Materials provided>

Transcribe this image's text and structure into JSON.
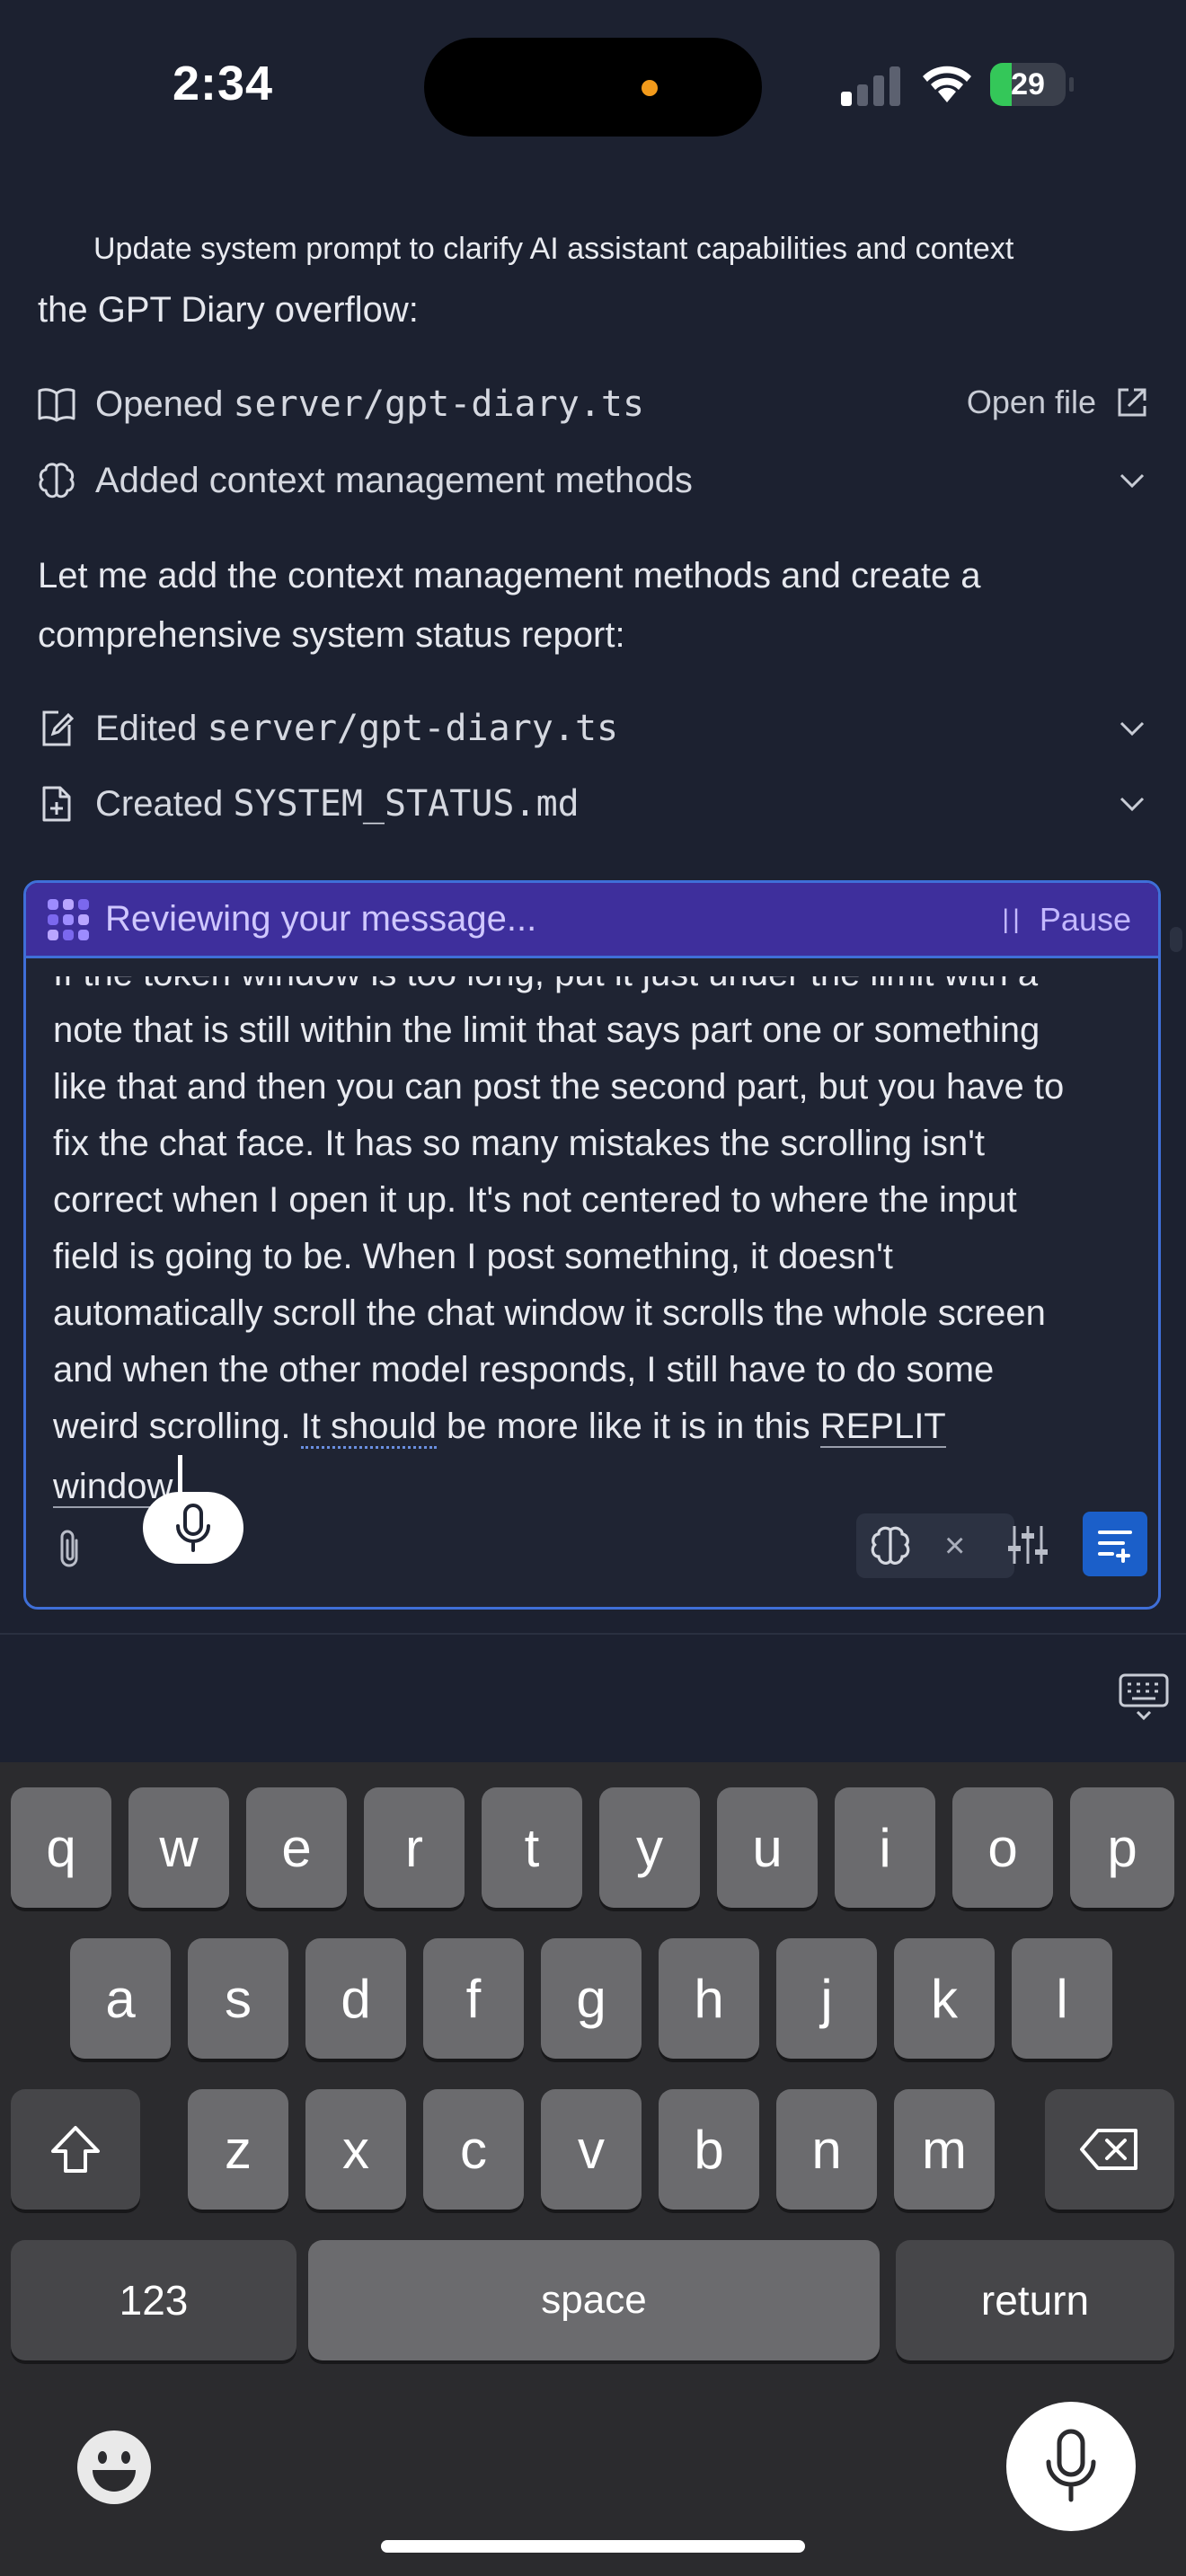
{
  "status_bar": {
    "time": "2:34",
    "battery": "29",
    "battery_level": 0.29,
    "signal_bars_active": 1,
    "colors": {
      "battery_green": "#34c759",
      "recording_dot": "#f29a1b"
    }
  },
  "chat": {
    "commit_message": "Update system prompt to clarify AI assistant capabilities and context",
    "intro_text": "the GPT Diary overflow:",
    "actions": [
      {
        "icon": "book-icon",
        "verb": "Opened",
        "target": "server/gpt-diary.ts",
        "link": "Open file"
      },
      {
        "icon": "brain-icon",
        "verb": "Added context management methods",
        "target": ""
      }
    ],
    "paragraph": "Let me add the context management methods and create a comprehensive system status report:",
    "edits": [
      {
        "icon": "edit-file-icon",
        "verb": "Edited",
        "target": "server/gpt-diary.ts"
      },
      {
        "icon": "new-file-icon",
        "verb": "Created",
        "target": "SYSTEM_STATUS.md"
      }
    ]
  },
  "composer": {
    "status": "Reviewing your message...",
    "pause": "Pause",
    "message_lines": [
      "If the token window is too long, put it just under the limit with a",
      "note that is still within the limit that says part one or something",
      "like that and then you can post the second part, but you have to",
      "fix the chat face. It has so many mistakes the scrolling isn't",
      "correct when I open it up. It's not centered to where the input",
      "field is going to be. When I post something, it doesn't",
      "automatically scroll the chat window it scrolls the whole screen",
      "and when the other model responds, I still have to do some"
    ],
    "last_line": {
      "prefix": "weird scrolling. ",
      "underlined": "It should",
      "middle": " be more like it is in this ",
      "replit": "REPLIT",
      "end_word": "window"
    },
    "accent_color": "#3f6fd8",
    "review_bar_color": "#3e2f9c",
    "send_color": "#1b5fc9"
  },
  "keyboard": {
    "row1": [
      "q",
      "w",
      "e",
      "r",
      "t",
      "y",
      "u",
      "i",
      "o",
      "p"
    ],
    "row2": [
      "a",
      "s",
      "d",
      "f",
      "g",
      "h",
      "j",
      "k",
      "l"
    ],
    "row3": [
      "z",
      "x",
      "c",
      "v",
      "b",
      "n",
      "m"
    ],
    "numbers": "123",
    "space": "space",
    "return": "return"
  }
}
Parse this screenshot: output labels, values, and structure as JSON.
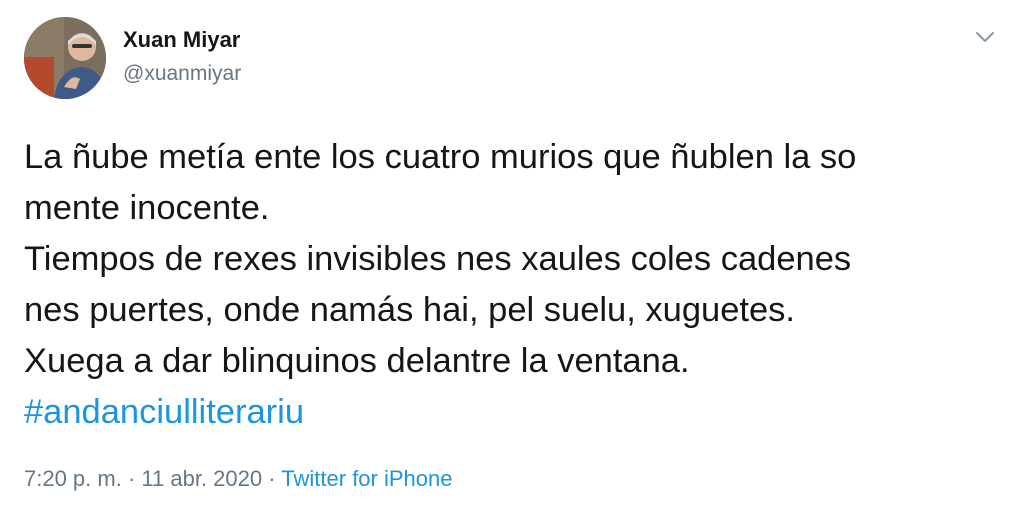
{
  "author": {
    "name": "Xuan Miyar",
    "handle": "@xuanmiyar"
  },
  "tweet": {
    "lines": [
      "La ñube metía ente los cuatro murios que ñublen la so",
      "mente inocente.",
      "Tiempos de rexes invisibles nes xaules coles cadenes",
      "nes puertes, onde namás hai, pel suelu, xuguetes.",
      "Xuega a dar blinquinos delantre la ventana."
    ],
    "hashtag": "#andanciulliterariu"
  },
  "meta": {
    "time": "7:20 p. m.",
    "separator1": "·",
    "date": "11 abr. 2020",
    "separator2": "·",
    "source": "Twitter for iPhone"
  },
  "colors": {
    "text": "#14171a",
    "secondary": "#657786",
    "link": "#1b95e0"
  },
  "icons": {
    "caret": "chevron-down-icon"
  }
}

Written problem> Whenever "verb" turns up in a line, pick that line out.

Output below>
        "verb": "Opened",
        "verb": "Added context management methods",
        "verb": "Edited",
        "verb": "Created",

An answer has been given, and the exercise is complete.